GIVEN EXERCISE: Using the listing below, please gather every line containing the word "Seite".

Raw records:
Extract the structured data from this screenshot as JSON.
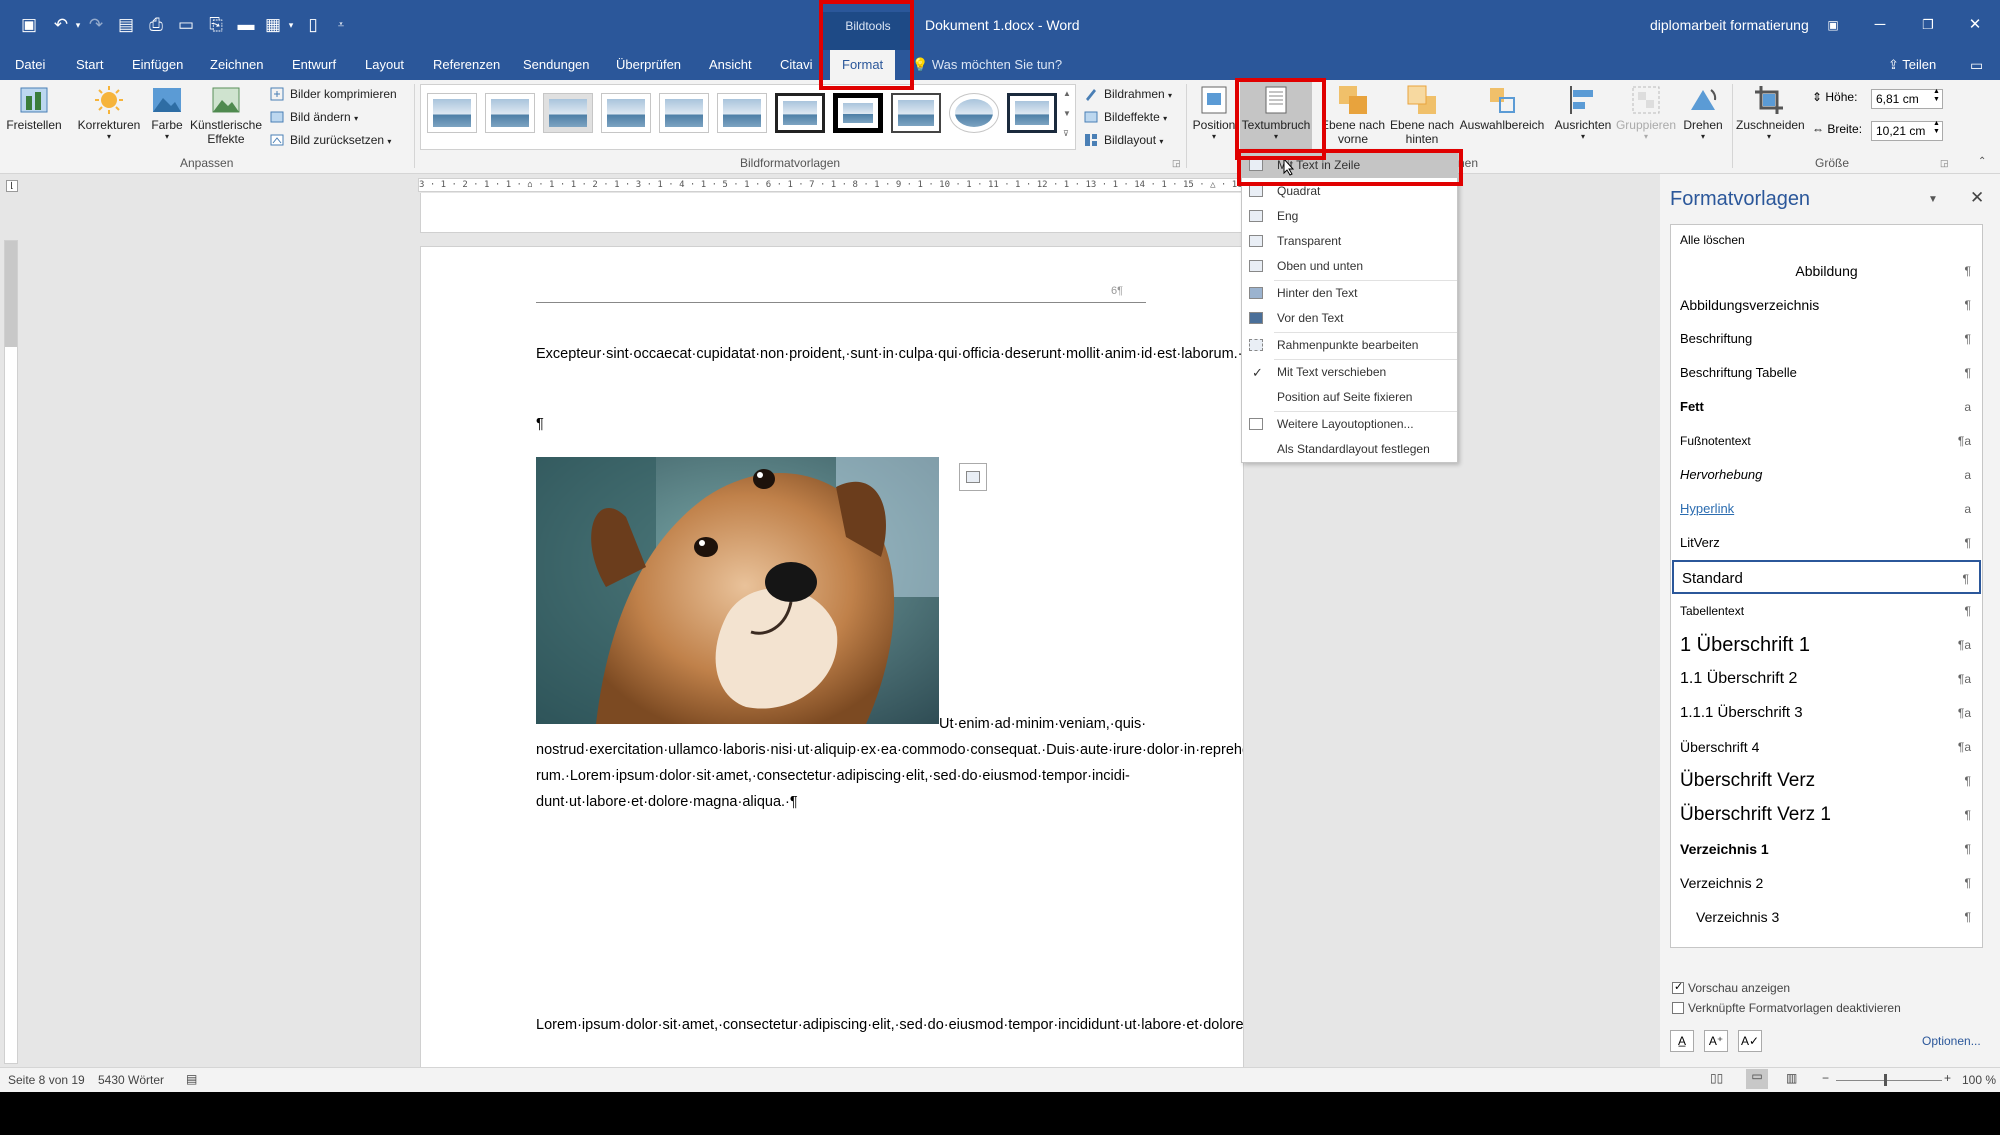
{
  "window": {
    "doc_title": "Dokument 1.docx - Word",
    "context_group": "Bildtools",
    "user": "diplomarbeit formatierung"
  },
  "tabs": [
    {
      "label": "Datei"
    },
    {
      "label": "Start"
    },
    {
      "label": "Einfügen"
    },
    {
      "label": "Zeichnen"
    },
    {
      "label": "Entwurf"
    },
    {
      "label": "Layout"
    },
    {
      "label": "Referenzen"
    },
    {
      "label": "Sendungen"
    },
    {
      "label": "Überprüfen"
    },
    {
      "label": "Ansicht"
    },
    {
      "label": "Citavi"
    },
    {
      "label": "Format"
    }
  ],
  "tellme": "Was möchten Sie tun?",
  "share": "Teilen",
  "ribbon": {
    "freistellen": "Freistellen",
    "korrekturen": "Korrekturen",
    "farbe": "Farbe",
    "kuenstlerische_1": "Künstlerische",
    "kuenstlerische_2": "Effekte",
    "bilder_komprimieren": "Bilder komprimieren",
    "bild_aendern": "Bild ändern",
    "bild_zuruecksetzen": "Bild zurücksetzen",
    "group_anpassen": "Anpassen",
    "group_bildformatvorlagen": "Bildformatvorlagen",
    "bildrahmen": "Bildrahmen",
    "bildeffekte": "Bildeffekte",
    "bildlayout": "Bildlayout",
    "position": "Position",
    "textumbruch": "Textumbruch",
    "ebene_vorne_1": "Ebene nach",
    "ebene_vorne_2": "vorne",
    "ebene_hinten_1": "Ebene nach",
    "ebene_hinten_2": "hinten",
    "auswahlbereich": "Auswahlbereich",
    "ausrichten": "Ausrichten",
    "gruppieren": "Gruppieren",
    "drehen": "Drehen",
    "group_anordnen_tail": "nen",
    "zuschneiden": "Zuschneiden",
    "hoehe_label": "Höhe:",
    "hoehe_value": "6,81 cm",
    "breite_label": "Breite:",
    "breite_value": "10,21 cm",
    "group_groesse": "Größe"
  },
  "ruler_text": "3 · 1 · 2 · 1 · 1 · ⌂ · 1 · 1 · 2 · 1 · 3 · 1 · 4 · 1 · 5 · 1 · 6 · 1 · 7 · 1 · 8 · 1 · 9 · 1 · 10 · 1 · 11 · 1 · 12 · 1 · 13 · 1 · 14 · 1 · 15 · △ · 16 · 1 · 17",
  "document": {
    "page_number": "6¶",
    "para1": "Excepteur·sint·occaecat·cupidatat·non·proident,·sunt·in·culpa·qui·officia·deserunt·mollit·anim·id·est·laborum.·¶",
    "empty_mark": "¶",
    "para2_first": "Ut·enim·ad·minim·veniam,·quis·",
    "para2_rest": "nostrud·exercitation·ullamco·laboris·nisi·ut·aliquip·ex·ea·commodo·consequat.·Duis·aute·irure·dolor·in·reprehenderit·in·voluptate·velit·esse·cillum·dolore·eu·fugiat·nulla·pariatur.·Excepteur·sint·occaecat·cupidatat·non·proident,·sunt·in·culpa·qui·officia·deserunt·mollit·anim·id·est·laborum.·Lorem·ipsum·dolor·sit·amet,·consectetur·adipiscing·elit,·sed·do·eiusmod·tempor·incididunt·ut·labore·et·dolore·magna·aliqua.·Ut·enim·ad·minim·veniam,·quis·nostrud·exercitation·ullamco·laboris·nisi·ut·aliquip·ex·ea·commodo·consequat.·Duis·aute·irure·dolor·in·reprehenderit·in·voluptate·velit·esse·cillum·dolore·eu·fugiat·nulla·pariatur.·Excepteur·sint·occaecat·cupidatat·non·proident,·sunt·in·culpa·qui·officia·deserunt·mollit·anim·id·est·labo-rum.·Lorem·ipsum·dolor·sit·amet,·consectetur·adipiscing·elit,·sed·do·eiusmod·tempor·incidi-dunt·ut·labore·et·dolore·magna·aliqua.·¶",
    "para3": "Lorem·ipsum·dolor·sit·amet,·consectetur·adipiscing·elit,·sed·do·eiusmod·tempor·incididunt·ut·labore·et·dolore·magna·aliqua.·Ut·enim·ad·minim·veniam,·quis·nostrud·exercitation·"
  },
  "dropdown": {
    "items": [
      {
        "label": "Mit Text in Zeile",
        "icon": "inline-wrap-icon"
      },
      {
        "label": "Quadrat",
        "icon": "square-wrap-icon"
      },
      {
        "label": "Eng",
        "icon": "tight-wrap-icon"
      },
      {
        "label": "Transparent",
        "icon": "through-wrap-icon"
      },
      {
        "label": "Oben und unten",
        "icon": "top-bottom-wrap-icon"
      },
      {
        "label": "Hinter den Text",
        "icon": "behind-text-icon"
      },
      {
        "label": "Vor den Text",
        "icon": "in-front-text-icon"
      },
      {
        "label": "Rahmenpunkte bearbeiten",
        "icon": "edit-wrap-points-icon"
      },
      {
        "label": "Mit Text verschieben",
        "checked": true
      },
      {
        "label": "Position auf Seite fixieren"
      },
      {
        "label": "Weitere Layoutoptionen...",
        "icon": "layout-options-icon"
      },
      {
        "label": "Als Standardlayout festlegen"
      }
    ]
  },
  "styles_pane": {
    "title": "Formatvorlagen",
    "clear_all": "Alle löschen",
    "items": [
      {
        "label": "Abbildung",
        "mark": "¶"
      },
      {
        "label": "Abbildungsverzeichnis",
        "mark": "¶"
      },
      {
        "label": "Beschriftung",
        "mark": "¶"
      },
      {
        "label": "Beschriftung Tabelle",
        "mark": "¶"
      },
      {
        "label": "Fett",
        "mark": "a"
      },
      {
        "label": "Fußnotentext",
        "mark": "¶a"
      },
      {
        "label": "Hervorhebung",
        "mark": "a"
      },
      {
        "label": "Hyperlink",
        "mark": "a"
      },
      {
        "label": "LitVerz",
        "mark": "¶"
      },
      {
        "label": "Standard",
        "mark": "¶"
      },
      {
        "label": "Tabellentext",
        "mark": "¶"
      },
      {
        "label": "1  Überschrift 1",
        "mark": "¶a"
      },
      {
        "label": "1.1  Überschrift 2",
        "mark": "¶a"
      },
      {
        "label": "1.1.1  Überschrift 3",
        "mark": "¶a"
      },
      {
        "label": "Überschrift 4",
        "mark": "¶a"
      },
      {
        "label": "Überschrift Verz",
        "mark": "¶"
      },
      {
        "label": "Überschrift Verz 1",
        "mark": "¶"
      },
      {
        "label": "Verzeichnis 1",
        "mark": "¶"
      },
      {
        "label": "Verzeichnis 2",
        "mark": "¶"
      },
      {
        "label": "Verzeichnis 3",
        "mark": "¶"
      }
    ],
    "preview_label": "Vorschau anzeigen",
    "preview_checked": true,
    "linked_label": "Verknüpfte Formatvorlagen deaktivieren",
    "linked_checked": false,
    "options": "Optionen..."
  },
  "status": {
    "page": "Seite 8 von 19",
    "words": "5430 Wörter",
    "zoom": "100 %"
  },
  "colors": {
    "accent": "#2b579a",
    "highlight": "#e00000"
  }
}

FULL ANSWER:
        "label": "Position auf Seite fixieren"
    "page": "Seite 8 von 19",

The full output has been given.